Exactly as they appear, output all of the entries.

***** GIVEN ENTRIES *****

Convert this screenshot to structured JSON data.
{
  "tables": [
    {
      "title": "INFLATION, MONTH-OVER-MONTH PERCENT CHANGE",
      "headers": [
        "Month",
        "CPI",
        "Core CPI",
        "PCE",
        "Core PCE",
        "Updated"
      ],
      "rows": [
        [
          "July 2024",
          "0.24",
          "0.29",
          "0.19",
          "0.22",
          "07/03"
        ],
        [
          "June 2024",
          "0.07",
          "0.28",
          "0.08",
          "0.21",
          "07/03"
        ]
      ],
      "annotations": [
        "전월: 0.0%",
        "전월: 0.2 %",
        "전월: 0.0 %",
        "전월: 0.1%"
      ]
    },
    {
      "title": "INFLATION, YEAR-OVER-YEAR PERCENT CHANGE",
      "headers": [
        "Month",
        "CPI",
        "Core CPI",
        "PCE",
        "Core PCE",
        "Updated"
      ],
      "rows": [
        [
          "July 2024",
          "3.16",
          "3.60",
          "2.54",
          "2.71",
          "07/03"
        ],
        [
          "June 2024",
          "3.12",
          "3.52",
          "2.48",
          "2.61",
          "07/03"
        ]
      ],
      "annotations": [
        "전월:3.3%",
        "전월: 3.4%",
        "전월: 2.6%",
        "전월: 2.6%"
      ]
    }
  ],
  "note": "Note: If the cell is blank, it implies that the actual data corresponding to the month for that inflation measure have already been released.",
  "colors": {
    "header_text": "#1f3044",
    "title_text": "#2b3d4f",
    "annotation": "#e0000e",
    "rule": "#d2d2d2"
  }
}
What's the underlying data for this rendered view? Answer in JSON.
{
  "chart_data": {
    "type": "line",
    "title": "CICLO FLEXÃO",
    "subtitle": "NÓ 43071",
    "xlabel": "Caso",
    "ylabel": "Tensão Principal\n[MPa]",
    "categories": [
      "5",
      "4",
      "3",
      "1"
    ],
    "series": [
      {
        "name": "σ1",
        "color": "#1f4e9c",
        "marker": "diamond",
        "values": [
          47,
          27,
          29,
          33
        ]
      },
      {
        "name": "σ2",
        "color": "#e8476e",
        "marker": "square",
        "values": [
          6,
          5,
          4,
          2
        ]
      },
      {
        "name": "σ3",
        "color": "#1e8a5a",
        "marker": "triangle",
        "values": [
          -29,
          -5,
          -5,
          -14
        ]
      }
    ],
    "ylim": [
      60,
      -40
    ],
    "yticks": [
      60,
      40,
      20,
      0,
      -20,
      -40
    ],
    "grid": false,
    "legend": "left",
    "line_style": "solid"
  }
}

*****

— RESPONSE TO THE TASK —
Convert this screenshot to structured JSON data.
{
  "tables": [
    {
      "title": "INFLATION, MONTH-OVER-MONTH PERCENT CHANGE",
      "headers": [
        "Month",
        "CPI",
        "Core CPI",
        "PCE",
        "Core PCE",
        "Updated"
      ],
      "rows": [
        [
          "July 2024",
          "0.24",
          "0.29",
          "0.19",
          "0.22",
          "07/03"
        ],
        [
          "June 2024",
          "0.07",
          "0.28",
          "0.08",
          "0.21",
          "07/03"
        ]
      ],
      "annotations": [
        "전월: 0.0%",
        "전월: 0.2 %",
        "전월: 0.0 %",
        "전월: 0.1%"
      ]
    },
    {
      "title": "INFLATION, YEAR-OVER-YEAR PERCENT CHANGE",
      "headers": [
        "Month",
        "CPI",
        "Core CPI",
        "PCE",
        "Core PCE",
        "Updated"
      ],
      "rows": [
        [
          "July 2024",
          "3.16",
          "3.60",
          "2.54",
          "2.71",
          "07/03"
        ],
        [
          "June 2024",
          "3.12",
          "3.52",
          "2.48",
          "2.61",
          "07/03"
        ]
      ],
      "annotations": [
        "전월:3.3%",
        "전월: 3.4%",
        "전월: 2.6%",
        "전월: 2.6%"
      ]
    }
  ],
  "note": "Note: If the cell is blank, it implies that the actual data corresponding to the month for that inflation measure have already been released.",
  "colors": {
    "header_text": "#1f3044",
    "title_text": "#2b3d4f",
    "annotation": "#e0000e",
    "rule": "#d2d2d2"
  }
}
What's the underlying data for this rendered view? Answer in JSON.
{
  "chart_data": {
    "type": "line",
    "title": "CICLO FLEXÃO",
    "subtitle": "NÓ 43071",
    "xlabel": "Caso",
    "ylabel": "Tensão Principal\n[MPa]",
    "categories": [
      "5",
      "4",
      "3",
      "1"
    ],
    "series": [
      {
        "name": "σ1",
        "color": "#1f4e9c",
        "marker": "diamond",
        "values": [
          47,
          27,
          29,
          33
        ]
      },
      {
        "name": "σ2",
        "color": "#e8476e",
        "marker": "square",
        "values": [
          6,
          5,
          4,
          2
        ]
      },
      {
        "name": "σ3",
        "color": "#1e8a5a",
        "marker": "triangle",
        "values": [
          -29,
          -5,
          -5,
          -14
        ]
      }
    ],
    "ylim": [
      60,
      -40
    ],
    "yticks": [
      60,
      40,
      20,
      0,
      -20,
      -40
    ],
    "grid": false,
    "legend": "left",
    "line_style": "solid"
  }
}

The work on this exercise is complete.